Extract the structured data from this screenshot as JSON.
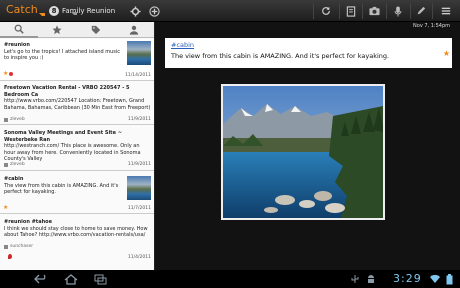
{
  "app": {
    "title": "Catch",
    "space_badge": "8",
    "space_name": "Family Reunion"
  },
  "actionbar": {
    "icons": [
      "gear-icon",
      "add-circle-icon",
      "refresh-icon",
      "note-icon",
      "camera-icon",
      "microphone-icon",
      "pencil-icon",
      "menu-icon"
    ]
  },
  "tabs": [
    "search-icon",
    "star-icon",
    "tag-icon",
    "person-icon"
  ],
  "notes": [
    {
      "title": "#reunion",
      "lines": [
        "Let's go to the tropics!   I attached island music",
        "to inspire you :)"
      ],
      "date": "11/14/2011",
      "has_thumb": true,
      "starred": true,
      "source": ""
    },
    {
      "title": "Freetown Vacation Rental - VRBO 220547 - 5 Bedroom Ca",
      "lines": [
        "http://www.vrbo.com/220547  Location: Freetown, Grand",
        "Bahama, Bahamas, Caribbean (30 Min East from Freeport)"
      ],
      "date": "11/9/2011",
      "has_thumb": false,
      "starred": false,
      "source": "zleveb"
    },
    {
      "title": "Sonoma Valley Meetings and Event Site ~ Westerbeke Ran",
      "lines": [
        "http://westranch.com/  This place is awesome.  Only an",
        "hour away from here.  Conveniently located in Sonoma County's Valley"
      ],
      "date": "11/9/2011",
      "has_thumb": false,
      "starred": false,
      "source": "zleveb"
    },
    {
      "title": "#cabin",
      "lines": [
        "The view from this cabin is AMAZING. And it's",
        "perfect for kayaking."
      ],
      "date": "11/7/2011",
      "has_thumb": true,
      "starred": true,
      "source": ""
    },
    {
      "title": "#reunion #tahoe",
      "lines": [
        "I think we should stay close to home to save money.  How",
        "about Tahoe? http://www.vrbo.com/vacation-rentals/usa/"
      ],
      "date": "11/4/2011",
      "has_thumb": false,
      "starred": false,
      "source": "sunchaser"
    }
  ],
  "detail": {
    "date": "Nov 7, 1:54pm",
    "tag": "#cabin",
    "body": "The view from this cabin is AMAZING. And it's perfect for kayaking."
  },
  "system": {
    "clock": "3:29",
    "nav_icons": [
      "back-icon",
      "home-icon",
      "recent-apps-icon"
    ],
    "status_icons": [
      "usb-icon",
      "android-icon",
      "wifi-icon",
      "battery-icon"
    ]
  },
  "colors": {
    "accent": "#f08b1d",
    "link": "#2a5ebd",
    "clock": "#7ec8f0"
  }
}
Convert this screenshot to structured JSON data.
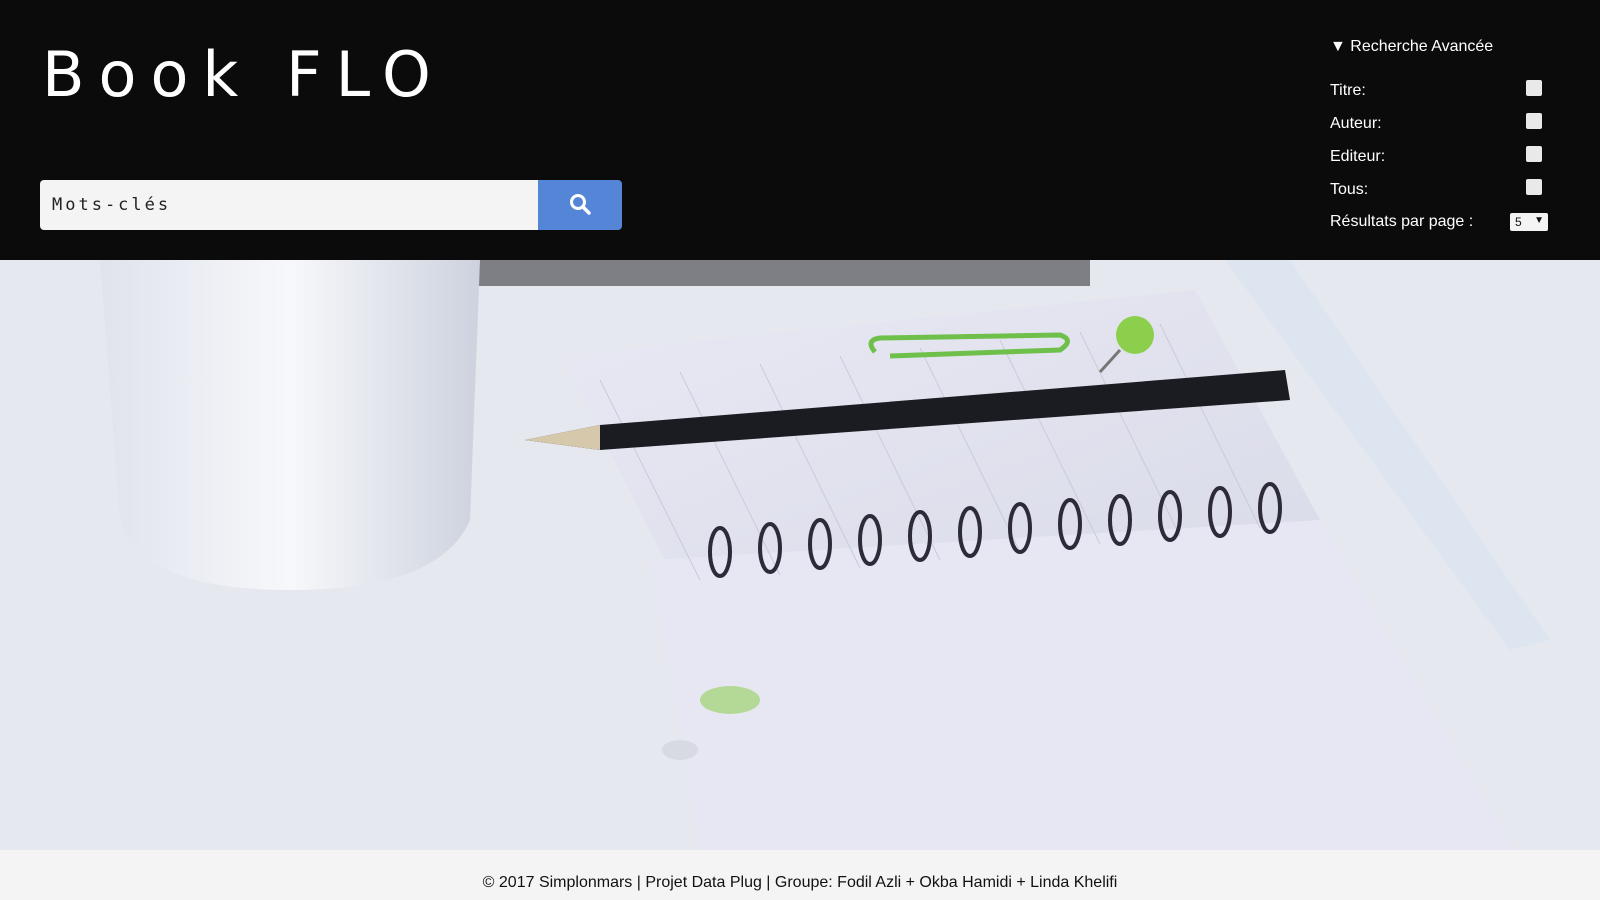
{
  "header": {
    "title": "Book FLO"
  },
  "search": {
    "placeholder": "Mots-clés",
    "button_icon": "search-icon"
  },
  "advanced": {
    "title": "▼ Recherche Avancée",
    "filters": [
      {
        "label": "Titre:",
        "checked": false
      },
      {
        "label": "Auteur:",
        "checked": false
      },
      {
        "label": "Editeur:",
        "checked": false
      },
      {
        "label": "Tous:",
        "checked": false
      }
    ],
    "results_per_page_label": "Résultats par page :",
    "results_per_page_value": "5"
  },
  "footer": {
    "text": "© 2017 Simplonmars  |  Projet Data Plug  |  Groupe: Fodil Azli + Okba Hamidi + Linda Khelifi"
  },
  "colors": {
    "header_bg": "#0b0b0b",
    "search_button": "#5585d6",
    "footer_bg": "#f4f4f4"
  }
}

- _Stated task_
Nothing but the lines from the line containing "Convert this screenshot" through the last line of the records above is to be extracted, exactly and with no pictures.

- _Task solution_
Convert this screenshot to structured JSON data.
{
  "header": {
    "title": "Book FLO"
  },
  "search": {
    "placeholder": "Mots-clés",
    "button_icon": "search-icon"
  },
  "advanced": {
    "title": "▼ Recherche Avancée",
    "filters": [
      {
        "label": "Titre:",
        "checked": false
      },
      {
        "label": "Auteur:",
        "checked": false
      },
      {
        "label": "Editeur:",
        "checked": false
      },
      {
        "label": "Tous:",
        "checked": false
      }
    ],
    "results_per_page_label": "Résultats par page :",
    "results_per_page_value": "5"
  },
  "footer": {
    "text": "© 2017 Simplonmars  |  Projet Data Plug  |  Groupe: Fodil Azli + Okba Hamidi + Linda Khelifi"
  },
  "colors": {
    "header_bg": "#0b0b0b",
    "search_button": "#5585d6",
    "footer_bg": "#f4f4f4"
  }
}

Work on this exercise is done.